**The exercise**. Wherever the word "CovGE" appears in a line, extract that line.
-------
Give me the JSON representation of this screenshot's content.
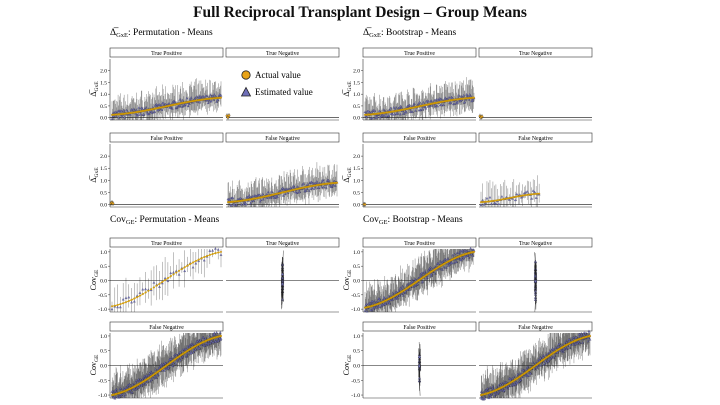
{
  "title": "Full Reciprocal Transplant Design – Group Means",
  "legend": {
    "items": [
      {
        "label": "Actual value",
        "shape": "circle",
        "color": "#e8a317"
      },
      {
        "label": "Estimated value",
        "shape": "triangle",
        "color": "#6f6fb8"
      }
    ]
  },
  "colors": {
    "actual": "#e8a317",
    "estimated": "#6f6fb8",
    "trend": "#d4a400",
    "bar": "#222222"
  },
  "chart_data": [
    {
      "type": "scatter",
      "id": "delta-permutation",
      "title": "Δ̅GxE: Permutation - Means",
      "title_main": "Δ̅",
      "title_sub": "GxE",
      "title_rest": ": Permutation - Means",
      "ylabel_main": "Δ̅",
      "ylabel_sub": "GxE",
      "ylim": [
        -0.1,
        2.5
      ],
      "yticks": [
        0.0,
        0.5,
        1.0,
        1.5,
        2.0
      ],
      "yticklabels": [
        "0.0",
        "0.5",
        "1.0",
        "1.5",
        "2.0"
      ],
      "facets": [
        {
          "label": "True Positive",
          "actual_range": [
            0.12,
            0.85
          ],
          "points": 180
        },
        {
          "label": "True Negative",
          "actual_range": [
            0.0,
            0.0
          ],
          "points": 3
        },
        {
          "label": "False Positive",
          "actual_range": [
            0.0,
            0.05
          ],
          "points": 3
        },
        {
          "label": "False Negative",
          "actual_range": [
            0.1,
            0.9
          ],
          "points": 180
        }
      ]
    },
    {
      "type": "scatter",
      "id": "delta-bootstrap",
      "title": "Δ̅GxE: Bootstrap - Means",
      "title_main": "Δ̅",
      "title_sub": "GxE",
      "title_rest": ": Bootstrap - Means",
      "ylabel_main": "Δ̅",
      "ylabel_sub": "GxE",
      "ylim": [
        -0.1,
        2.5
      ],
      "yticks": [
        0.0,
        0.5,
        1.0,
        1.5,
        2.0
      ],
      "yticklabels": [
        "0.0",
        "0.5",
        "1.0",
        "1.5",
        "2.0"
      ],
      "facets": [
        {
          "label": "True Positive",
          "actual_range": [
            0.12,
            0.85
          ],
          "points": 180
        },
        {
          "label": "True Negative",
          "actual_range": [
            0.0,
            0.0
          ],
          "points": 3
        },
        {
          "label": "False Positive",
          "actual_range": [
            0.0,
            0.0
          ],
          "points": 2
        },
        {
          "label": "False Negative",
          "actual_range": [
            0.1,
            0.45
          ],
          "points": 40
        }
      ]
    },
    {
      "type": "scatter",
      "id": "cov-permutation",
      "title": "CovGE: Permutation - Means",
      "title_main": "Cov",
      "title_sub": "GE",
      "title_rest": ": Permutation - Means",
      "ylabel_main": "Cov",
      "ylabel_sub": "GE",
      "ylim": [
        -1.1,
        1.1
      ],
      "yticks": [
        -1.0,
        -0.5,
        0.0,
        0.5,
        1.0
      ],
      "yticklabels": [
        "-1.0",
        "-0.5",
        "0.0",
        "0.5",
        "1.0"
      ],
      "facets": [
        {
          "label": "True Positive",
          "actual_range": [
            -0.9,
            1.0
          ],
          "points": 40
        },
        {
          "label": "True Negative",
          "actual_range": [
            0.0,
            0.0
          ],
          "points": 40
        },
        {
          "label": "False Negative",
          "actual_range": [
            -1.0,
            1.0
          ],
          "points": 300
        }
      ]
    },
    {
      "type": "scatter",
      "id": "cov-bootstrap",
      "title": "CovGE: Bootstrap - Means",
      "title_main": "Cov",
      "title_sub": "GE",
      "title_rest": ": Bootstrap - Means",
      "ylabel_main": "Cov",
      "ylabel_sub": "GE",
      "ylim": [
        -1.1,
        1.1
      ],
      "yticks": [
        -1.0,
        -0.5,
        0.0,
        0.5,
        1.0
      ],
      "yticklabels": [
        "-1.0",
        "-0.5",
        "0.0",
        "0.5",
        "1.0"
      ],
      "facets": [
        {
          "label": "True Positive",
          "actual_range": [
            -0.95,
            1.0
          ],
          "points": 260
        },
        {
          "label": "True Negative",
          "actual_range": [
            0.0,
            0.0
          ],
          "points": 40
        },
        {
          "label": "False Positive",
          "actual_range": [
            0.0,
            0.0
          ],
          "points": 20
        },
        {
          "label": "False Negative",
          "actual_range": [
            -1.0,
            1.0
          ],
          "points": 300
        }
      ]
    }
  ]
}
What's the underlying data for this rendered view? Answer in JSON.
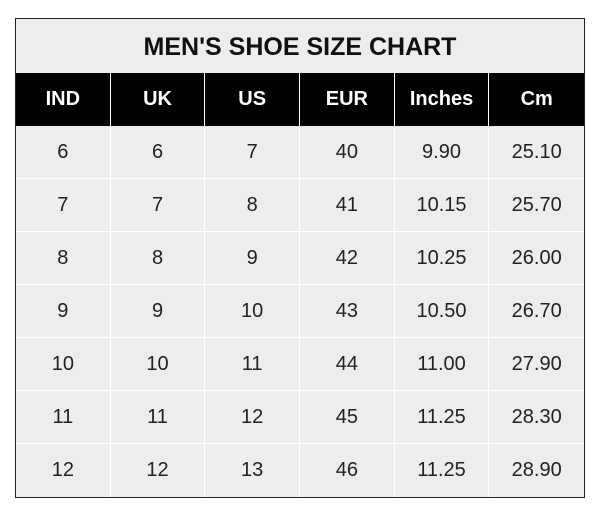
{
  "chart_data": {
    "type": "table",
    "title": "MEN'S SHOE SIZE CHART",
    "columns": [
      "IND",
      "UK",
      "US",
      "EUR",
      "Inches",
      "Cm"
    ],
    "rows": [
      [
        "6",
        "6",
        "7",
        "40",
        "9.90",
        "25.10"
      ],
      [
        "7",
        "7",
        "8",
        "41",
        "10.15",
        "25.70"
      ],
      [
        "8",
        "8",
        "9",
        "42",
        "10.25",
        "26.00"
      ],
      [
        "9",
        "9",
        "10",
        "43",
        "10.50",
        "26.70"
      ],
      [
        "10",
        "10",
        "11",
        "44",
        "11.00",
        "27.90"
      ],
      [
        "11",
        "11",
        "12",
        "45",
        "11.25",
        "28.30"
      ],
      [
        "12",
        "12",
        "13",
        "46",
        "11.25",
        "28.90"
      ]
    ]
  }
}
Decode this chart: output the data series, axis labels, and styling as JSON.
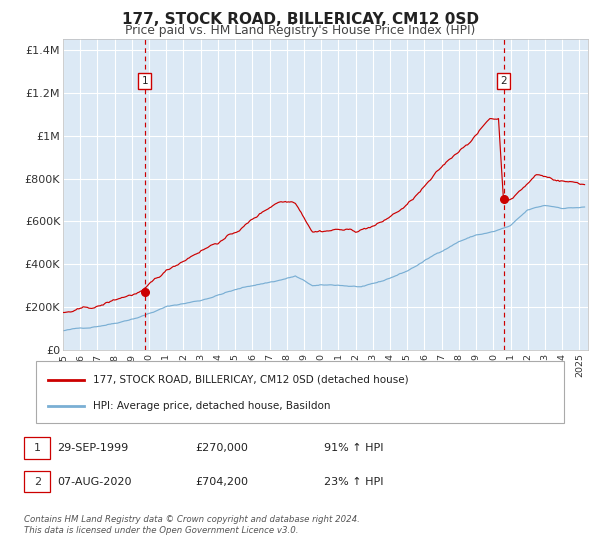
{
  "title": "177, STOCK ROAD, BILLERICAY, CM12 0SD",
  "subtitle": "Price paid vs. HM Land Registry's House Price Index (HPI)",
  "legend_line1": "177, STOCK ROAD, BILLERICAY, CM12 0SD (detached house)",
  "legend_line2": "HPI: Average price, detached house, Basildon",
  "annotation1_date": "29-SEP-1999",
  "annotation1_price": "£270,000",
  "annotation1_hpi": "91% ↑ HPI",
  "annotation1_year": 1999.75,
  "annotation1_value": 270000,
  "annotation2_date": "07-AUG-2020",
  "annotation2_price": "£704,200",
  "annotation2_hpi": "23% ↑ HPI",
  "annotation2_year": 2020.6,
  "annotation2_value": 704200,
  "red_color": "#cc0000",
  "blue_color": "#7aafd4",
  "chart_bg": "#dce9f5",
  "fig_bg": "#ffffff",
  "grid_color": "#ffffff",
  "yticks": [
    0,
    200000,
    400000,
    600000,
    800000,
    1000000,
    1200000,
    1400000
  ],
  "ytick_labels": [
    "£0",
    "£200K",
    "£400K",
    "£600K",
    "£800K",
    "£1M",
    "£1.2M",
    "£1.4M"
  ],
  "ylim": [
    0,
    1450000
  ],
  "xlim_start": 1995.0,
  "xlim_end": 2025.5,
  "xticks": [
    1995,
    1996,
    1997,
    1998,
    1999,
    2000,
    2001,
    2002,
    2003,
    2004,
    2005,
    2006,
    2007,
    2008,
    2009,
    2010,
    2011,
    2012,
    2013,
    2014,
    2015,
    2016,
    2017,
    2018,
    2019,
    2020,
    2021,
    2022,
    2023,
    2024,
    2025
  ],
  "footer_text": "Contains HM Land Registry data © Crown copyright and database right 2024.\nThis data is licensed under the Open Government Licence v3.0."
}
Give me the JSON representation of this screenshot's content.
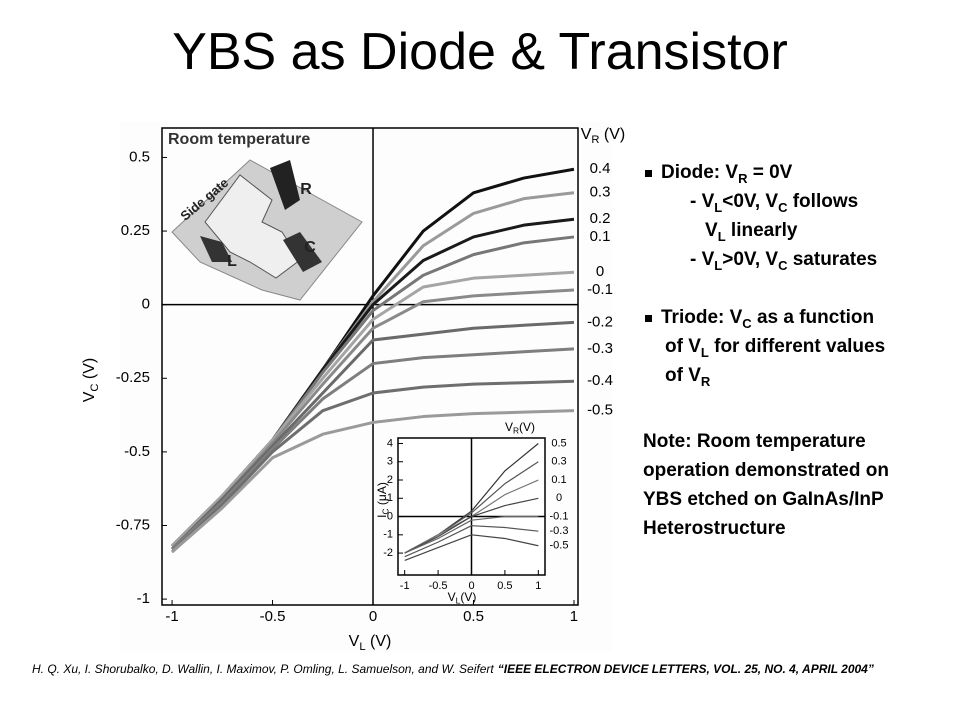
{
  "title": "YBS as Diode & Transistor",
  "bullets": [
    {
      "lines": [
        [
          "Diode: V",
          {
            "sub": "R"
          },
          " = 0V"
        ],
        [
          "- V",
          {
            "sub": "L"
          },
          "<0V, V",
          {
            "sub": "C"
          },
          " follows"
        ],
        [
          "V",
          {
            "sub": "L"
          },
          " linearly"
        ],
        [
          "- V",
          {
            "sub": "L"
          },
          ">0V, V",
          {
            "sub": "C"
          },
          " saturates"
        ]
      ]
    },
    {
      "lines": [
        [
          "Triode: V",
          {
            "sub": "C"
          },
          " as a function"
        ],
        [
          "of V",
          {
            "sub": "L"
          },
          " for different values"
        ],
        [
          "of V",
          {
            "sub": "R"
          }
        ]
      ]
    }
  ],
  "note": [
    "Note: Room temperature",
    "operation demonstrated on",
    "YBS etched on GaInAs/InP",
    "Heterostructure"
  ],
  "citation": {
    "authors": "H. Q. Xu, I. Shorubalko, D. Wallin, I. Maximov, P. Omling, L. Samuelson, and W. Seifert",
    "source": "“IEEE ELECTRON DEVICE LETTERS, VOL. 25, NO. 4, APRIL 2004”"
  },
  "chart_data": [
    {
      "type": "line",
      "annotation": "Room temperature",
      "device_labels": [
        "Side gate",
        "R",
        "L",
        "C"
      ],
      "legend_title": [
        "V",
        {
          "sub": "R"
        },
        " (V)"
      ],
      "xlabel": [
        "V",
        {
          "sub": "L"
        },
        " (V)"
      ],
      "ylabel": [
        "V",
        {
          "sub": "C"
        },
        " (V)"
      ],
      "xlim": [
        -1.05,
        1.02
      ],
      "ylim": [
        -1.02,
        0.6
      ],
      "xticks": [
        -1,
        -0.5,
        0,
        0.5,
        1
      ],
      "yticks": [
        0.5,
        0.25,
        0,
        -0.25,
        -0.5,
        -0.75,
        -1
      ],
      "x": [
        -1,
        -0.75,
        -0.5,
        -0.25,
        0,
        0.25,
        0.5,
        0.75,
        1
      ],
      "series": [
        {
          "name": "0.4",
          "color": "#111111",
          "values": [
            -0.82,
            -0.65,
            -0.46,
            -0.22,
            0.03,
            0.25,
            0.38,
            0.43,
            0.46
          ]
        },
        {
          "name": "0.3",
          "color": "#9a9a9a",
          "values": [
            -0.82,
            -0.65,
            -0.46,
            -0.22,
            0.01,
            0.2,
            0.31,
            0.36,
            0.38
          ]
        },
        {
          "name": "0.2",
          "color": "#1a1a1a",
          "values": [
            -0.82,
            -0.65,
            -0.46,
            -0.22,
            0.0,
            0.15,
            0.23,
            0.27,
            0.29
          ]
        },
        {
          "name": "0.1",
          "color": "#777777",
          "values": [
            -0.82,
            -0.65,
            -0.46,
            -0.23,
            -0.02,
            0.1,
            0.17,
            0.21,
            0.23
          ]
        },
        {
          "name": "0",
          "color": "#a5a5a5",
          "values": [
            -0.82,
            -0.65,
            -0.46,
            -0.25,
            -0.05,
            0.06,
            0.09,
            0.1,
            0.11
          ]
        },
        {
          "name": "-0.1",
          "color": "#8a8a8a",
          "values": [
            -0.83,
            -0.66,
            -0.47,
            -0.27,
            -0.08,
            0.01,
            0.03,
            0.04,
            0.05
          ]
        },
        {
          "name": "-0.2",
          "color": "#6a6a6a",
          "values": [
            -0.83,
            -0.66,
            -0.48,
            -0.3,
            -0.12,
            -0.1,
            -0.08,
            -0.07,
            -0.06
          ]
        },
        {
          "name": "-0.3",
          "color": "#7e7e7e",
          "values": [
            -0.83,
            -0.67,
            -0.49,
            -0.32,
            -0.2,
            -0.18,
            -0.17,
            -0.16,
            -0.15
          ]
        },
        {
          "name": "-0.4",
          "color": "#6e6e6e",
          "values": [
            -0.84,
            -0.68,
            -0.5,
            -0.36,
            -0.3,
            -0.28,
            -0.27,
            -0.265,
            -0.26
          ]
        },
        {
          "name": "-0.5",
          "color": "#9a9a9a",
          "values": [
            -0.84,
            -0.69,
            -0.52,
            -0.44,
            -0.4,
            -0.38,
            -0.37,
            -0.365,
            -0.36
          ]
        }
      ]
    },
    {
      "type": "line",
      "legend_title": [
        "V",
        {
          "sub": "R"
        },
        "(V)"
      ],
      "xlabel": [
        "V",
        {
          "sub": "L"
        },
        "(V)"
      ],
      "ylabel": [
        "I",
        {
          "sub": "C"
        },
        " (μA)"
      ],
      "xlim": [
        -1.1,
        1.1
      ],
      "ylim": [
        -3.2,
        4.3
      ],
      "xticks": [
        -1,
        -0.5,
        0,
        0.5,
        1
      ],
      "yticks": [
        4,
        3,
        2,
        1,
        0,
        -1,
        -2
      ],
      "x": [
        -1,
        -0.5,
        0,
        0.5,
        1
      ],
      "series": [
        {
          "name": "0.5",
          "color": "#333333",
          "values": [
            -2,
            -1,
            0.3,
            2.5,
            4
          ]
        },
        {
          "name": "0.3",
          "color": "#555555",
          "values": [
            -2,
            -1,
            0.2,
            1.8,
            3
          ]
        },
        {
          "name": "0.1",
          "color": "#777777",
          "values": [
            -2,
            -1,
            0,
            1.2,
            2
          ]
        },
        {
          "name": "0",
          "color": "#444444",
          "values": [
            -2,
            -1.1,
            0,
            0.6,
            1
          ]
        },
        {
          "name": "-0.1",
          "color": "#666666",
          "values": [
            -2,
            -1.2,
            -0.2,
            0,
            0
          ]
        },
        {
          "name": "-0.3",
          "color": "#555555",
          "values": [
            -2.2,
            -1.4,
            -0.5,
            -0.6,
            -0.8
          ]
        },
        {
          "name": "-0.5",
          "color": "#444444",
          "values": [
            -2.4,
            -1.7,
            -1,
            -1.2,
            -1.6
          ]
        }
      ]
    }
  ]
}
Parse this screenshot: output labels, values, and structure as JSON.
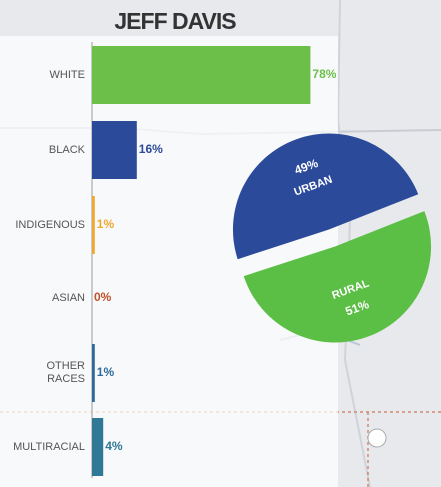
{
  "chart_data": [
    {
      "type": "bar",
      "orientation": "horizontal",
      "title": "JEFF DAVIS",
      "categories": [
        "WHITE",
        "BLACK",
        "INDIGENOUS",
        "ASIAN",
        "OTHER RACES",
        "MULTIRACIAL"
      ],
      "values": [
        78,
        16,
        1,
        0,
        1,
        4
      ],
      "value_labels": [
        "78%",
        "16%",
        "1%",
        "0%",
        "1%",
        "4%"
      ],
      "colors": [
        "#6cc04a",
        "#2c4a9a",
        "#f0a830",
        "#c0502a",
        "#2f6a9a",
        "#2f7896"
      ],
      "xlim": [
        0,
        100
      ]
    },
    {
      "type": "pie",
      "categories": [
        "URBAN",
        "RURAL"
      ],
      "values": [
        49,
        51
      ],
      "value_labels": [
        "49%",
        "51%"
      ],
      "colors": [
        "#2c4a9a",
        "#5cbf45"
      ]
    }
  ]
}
-------
**Result for this exercise**.
      "title": "CovGE: Permutation - Means",
      "title": "CovGE: Bootstrap - Means",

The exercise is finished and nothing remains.